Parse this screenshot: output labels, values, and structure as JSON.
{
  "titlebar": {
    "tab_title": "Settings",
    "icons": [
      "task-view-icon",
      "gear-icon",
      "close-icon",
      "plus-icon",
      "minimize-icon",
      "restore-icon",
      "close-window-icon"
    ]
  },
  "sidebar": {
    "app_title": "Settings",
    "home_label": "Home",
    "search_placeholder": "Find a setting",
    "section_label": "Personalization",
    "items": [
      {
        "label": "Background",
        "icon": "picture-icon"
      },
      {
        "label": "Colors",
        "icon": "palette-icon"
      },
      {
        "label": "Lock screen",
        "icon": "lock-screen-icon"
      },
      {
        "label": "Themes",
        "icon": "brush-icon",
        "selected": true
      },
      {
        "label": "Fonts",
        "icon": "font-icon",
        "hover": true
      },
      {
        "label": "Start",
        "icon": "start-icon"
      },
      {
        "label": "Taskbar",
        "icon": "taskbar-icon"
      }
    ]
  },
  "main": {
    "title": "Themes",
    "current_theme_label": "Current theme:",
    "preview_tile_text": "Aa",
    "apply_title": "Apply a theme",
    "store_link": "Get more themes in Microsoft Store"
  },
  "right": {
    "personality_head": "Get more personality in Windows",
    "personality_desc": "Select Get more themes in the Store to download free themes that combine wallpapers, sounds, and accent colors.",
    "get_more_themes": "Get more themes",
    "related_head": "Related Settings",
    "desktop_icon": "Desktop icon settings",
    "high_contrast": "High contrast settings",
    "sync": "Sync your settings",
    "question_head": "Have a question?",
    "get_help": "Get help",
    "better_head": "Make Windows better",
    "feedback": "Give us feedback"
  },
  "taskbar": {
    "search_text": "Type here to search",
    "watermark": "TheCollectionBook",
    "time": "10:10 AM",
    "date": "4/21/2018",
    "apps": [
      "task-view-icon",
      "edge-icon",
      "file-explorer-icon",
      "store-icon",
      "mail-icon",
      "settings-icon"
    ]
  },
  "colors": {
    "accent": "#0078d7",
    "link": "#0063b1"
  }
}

# # # # #

◆ Challenge:
Please set down all the data word for word.

◆ Complete answer:
Parse this screenshot: output labels, values, and structure as JSON.
{
  "titlebar": {
    "tab_title": "Settings",
    "icons": [
      "task-view-icon",
      "gear-icon",
      "close-icon",
      "plus-icon",
      "minimize-icon",
      "restore-icon",
      "close-window-icon"
    ]
  },
  "sidebar": {
    "app_title": "Settings",
    "home_label": "Home",
    "search_placeholder": "Find a setting",
    "section_label": "Personalization",
    "items": [
      {
        "label": "Background",
        "icon": "picture-icon"
      },
      {
        "label": "Colors",
        "icon": "palette-icon"
      },
      {
        "label": "Lock screen",
        "icon": "lock-screen-icon"
      },
      {
        "label": "Themes",
        "icon": "brush-icon",
        "selected": true
      },
      {
        "label": "Fonts",
        "icon": "font-icon",
        "hover": true
      },
      {
        "label": "Start",
        "icon": "start-icon"
      },
      {
        "label": "Taskbar",
        "icon": "taskbar-icon"
      }
    ]
  },
  "main": {
    "title": "Themes",
    "current_theme_label": "Current theme:",
    "preview_tile_text": "Aa",
    "apply_title": "Apply a theme",
    "store_link": "Get more themes in Microsoft Store"
  },
  "right": {
    "personality_head": "Get more personality in Windows",
    "personality_desc": "Select Get more themes in the Store to download free themes that combine wallpapers, sounds, and accent colors.",
    "get_more_themes": "Get more themes",
    "related_head": "Related Settings",
    "desktop_icon": "Desktop icon settings",
    "high_contrast": "High contrast settings",
    "sync": "Sync your settings",
    "question_head": "Have a question?",
    "get_help": "Get help",
    "better_head": "Make Windows better",
    "feedback": "Give us feedback"
  },
  "taskbar": {
    "search_text": "Type here to search",
    "watermark": "TheCollectionBook",
    "time": "10:10 AM",
    "date": "4/21/2018",
    "apps": [
      "task-view-icon",
      "edge-icon",
      "file-explorer-icon",
      "store-icon",
      "mail-icon",
      "settings-icon"
    ]
  },
  "colors": {
    "accent": "#0078d7",
    "link": "#0063b1"
  }
}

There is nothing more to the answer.